Stored items
+--
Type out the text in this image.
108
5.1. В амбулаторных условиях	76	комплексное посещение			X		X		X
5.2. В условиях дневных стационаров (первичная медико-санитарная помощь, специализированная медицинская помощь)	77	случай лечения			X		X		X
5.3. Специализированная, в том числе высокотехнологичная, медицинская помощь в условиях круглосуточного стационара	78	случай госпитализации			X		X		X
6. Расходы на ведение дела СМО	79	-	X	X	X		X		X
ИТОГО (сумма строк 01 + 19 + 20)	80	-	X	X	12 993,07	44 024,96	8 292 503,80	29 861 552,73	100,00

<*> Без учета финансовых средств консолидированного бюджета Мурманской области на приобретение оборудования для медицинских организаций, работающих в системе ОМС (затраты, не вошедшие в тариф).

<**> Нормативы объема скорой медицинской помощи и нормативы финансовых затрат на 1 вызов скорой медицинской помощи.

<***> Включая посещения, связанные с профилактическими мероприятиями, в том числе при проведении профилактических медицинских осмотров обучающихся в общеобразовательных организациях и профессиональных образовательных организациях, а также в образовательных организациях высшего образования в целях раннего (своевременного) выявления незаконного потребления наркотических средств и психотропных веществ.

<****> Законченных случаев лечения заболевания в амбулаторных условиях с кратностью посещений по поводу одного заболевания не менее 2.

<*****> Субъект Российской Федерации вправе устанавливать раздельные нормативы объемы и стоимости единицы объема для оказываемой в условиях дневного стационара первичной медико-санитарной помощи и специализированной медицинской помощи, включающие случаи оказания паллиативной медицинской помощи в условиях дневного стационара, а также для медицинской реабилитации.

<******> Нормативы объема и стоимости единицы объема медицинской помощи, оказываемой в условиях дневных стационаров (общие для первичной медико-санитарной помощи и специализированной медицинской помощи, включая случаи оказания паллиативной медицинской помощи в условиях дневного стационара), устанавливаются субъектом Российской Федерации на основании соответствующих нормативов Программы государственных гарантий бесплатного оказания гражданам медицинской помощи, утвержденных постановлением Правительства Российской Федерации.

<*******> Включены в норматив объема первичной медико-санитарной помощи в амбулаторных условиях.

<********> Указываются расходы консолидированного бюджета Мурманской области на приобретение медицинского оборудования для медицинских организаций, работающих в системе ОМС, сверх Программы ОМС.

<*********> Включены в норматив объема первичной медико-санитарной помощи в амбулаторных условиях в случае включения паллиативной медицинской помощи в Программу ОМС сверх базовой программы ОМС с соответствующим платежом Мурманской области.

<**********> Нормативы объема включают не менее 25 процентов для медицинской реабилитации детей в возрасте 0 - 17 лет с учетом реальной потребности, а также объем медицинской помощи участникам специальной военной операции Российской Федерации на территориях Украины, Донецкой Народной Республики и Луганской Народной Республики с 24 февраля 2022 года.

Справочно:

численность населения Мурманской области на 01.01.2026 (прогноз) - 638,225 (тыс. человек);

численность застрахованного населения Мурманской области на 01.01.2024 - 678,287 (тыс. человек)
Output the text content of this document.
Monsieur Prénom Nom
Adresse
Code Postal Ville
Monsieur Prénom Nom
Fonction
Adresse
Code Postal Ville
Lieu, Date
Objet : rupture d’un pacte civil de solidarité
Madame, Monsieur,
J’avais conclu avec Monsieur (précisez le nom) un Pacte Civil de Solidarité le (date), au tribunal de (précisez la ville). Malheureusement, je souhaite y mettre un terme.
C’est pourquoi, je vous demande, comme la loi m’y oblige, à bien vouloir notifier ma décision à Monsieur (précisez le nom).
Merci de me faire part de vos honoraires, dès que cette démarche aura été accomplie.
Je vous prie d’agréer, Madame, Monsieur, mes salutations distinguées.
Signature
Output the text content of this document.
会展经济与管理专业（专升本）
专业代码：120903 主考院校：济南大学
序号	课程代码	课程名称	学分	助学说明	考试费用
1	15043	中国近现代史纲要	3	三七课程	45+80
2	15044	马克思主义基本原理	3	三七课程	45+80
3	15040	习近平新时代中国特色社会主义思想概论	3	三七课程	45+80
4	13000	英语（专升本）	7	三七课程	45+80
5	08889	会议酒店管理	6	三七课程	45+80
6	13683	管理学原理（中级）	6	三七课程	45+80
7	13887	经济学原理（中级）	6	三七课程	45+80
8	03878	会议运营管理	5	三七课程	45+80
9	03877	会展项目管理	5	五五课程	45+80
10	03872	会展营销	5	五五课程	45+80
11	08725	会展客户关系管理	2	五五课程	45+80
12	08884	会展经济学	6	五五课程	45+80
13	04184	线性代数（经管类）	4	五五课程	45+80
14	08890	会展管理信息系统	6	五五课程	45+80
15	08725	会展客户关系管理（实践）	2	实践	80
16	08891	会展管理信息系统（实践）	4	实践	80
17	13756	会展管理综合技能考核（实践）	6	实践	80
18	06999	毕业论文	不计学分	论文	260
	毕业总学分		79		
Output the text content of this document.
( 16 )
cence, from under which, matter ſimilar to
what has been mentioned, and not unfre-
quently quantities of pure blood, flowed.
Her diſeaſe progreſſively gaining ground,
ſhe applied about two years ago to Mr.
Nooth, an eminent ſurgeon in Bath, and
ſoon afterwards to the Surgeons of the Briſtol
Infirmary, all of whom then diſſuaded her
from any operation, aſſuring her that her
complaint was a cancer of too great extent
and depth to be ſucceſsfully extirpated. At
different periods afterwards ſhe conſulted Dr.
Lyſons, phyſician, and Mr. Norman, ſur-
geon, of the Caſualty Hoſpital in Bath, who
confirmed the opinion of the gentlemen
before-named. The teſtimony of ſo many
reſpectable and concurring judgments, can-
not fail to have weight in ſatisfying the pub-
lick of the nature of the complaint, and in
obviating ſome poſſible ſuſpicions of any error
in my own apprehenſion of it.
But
+--
WRITTEN TASK. Transcribe all the entries, keeping each one exactly as it is.

THE RESPONSE.
Type out the text in this image.
108
5.1. В амбулаторных условиях	76	комплексное посещение			X		X		X
5.2. В условиях дневных стационаров (первичная медико-санитарная помощь, специализированная медицинская помощь)	77	случай лечения			X		X		X
5.3. Специализированная, в том числе высокотехнологичная, медицинская помощь в условиях круглосуточного стационара	78	случай госпитализации			X		X		X
6. Расходы на ведение дела СМО	79	-	X	X	X		X		X
ИТОГО (сумма строк 01 + 19 + 20)	80	-	X	X	12 993,07	44 024,96	8 292 503,80	29 861 552,73	100,00

<*> Без учета финансовых средств консолидированного бюджета Мурманской области на приобретение оборудования для медицинских организаций, работающих в системе ОМС (затраты, не вошедшие в тариф).

<**> Нормативы объема скорой медицинской помощи и нормативы финансовых затрат на 1 вызов скорой медицинской помощи.

<***> Включая посещения, связанные с профилактическими мероприятиями, в том числе при проведении профилактических медицинских осмотров обучающихся в общеобразовательных организациях и профессиональных образовательных организациях, а также в образовательных организациях высшего образования в целях раннего (своевременного) выявления незаконного потребления наркотических средств и психотропных веществ.

<****> Законченных случаев лечения заболевания в амбулаторных условиях с кратностью посещений по поводу одного заболевания не менее 2.

<*****> Субъект Российской Федерации вправе устанавливать раздельные нормативы объемы и стоимости единицы объема для оказываемой в условиях дневного стационара первичной медико-санитарной помощи и специализированной медицинской помощи, включающие случаи оказания паллиативной медицинской помощи в условиях дневного стационара, а также для медицинской реабилитации.

<******> Нормативы объема и стоимости единицы объема медицинской помощи, оказываемой в условиях дневных стационаров (общие для первичной медико-санитарной помощи и специализированной медицинской помощи, включая случаи оказания паллиативной медицинской помощи в условиях дневного стационара), устанавливаются субъектом Российской Федерации на основании соответствующих нормативов Программы государственных гарантий бесплатного оказания гражданам медицинской помощи, утвержденных постановлением Правительства Российской Федерации.

<*******> Включены в норматив объема первичной медико-санитарной помощи в амбулаторных условиях.

<********> Указываются расходы консолидированного бюджета Мурманской области на приобретение медицинского оборудования для медицинских организаций, работающих в системе ОМС, сверх Программы ОМС.

<*********> Включены в норматив объема первичной медико-санитарной помощи в амбулаторных условиях в случае включения паллиативной медицинской помощи в Программу ОМС сверх базовой программы ОМС с соответствующим платежом Мурманской области.

<**********> Нормативы объема включают не менее 25 процентов для медицинской реабилитации детей в возрасте 0 - 17 лет с учетом реальной потребности, а также объем медицинской помощи участникам специальной военной операции Российской Федерации на территориях Украины, Донецкой Народной Республики и Луганской Народной Республики с 24 февраля 2022 года.

Справочно:

численность населения Мурманской области на 01.01.2026 (прогноз) - 638,225 (тыс. человек);

численность застрахованного населения Мурманской области на 01.01.2024 - 678,287 (тыс. человек)
Output the text content of this document.
Monsieur Prénom Nom
Adresse
Code Postal Ville
Monsieur Prénom Nom
Fonction
Adresse
Code Postal Ville
Lieu, Date
Objet : rupture d’un pacte civil de solidarité
Madame, Monsieur,
J’avais conclu avec Monsieur (précisez le nom) un Pacte Civil de Solidarité le (date), au tribunal de (précisez la ville). Malheureusement, je souhaite y mettre un terme.
C’est pourquoi, je vous demande, comme la loi m’y oblige, à bien vouloir notifier ma décision à Monsieur (précisez le nom).
Merci de me faire part de vos honoraires, dès que cette démarche aura été accomplie.
Je vous prie d’agréer, Madame, Monsieur, mes salutations distinguées.
Signature
Output the text content of this document.
会展经济与管理专业（专升本）
专业代码：120903 主考院校：济南大学
序号	课程代码	课程名称	学分	助学说明	考试费用
1	15043	中国近现代史纲要	3	三七课程	45+80
2	15044	马克思主义基本原理	3	三七课程	45+80
3	15040	习近平新时代中国特色社会主义思想概论	3	三七课程	45+80
4	13000	英语（专升本）	7	三七课程	45+80
5	08889	会议酒店管理	6	三七课程	45+80
6	13683	管理学原理（中级）	6	三七课程	45+80
7	13887	经济学原理（中级）	6	三七课程	45+80
8	03878	会议运营管理	5	三七课程	45+80
9	03877	会展项目管理	5	五五课程	45+80
10	03872	会展营销	5	五五课程	45+80
11	08725	会展客户关系管理	2	五五课程	45+80
12	08884	会展经济学	6	五五课程	45+80
13	04184	线性代数（经管类）	4	五五课程	45+80
14	08890	会展管理信息系统	6	五五课程	45+80
15	08725	会展客户关系管理（实践）	2	实践	80
16	08891	会展管理信息系统（实践）	4	实践	80
17	13756	会展管理综合技能考核（实践）	6	实践	80
18	06999	毕业论文	不计学分	论文	260
	毕业总学分		79		
Output the text content of this document.
( 16 )
cence, from under which, matter ſimilar to
what has been mentioned, and not unfre-
quently quantities of pure blood, flowed.
Her diſeaſe progreſſively gaining ground,
ſhe applied about two years ago to Mr.
Nooth, an eminent ſurgeon in Bath, and
ſoon afterwards to the Surgeons of the Briſtol
Infirmary, all of whom then diſſuaded her
from any operation, aſſuring her that her
complaint was a cancer of too great extent
and depth to be ſucceſsfully extirpated. At
different periods afterwards ſhe conſulted Dr.
Lyſons, phyſician, and Mr. Norman, ſur-
geon, of the Caſualty Hoſpital in Bath, who
confirmed the opinion of the gentlemen
before-named. The teſtimony of ſo many
reſpectable and concurring judgments, can-
not fail to have weight in ſatisfying the pub-
lick of the nature of the complaint, and in
obviating ſome poſſible ſuſpicions of any error
in my own apprehenſion of it.
But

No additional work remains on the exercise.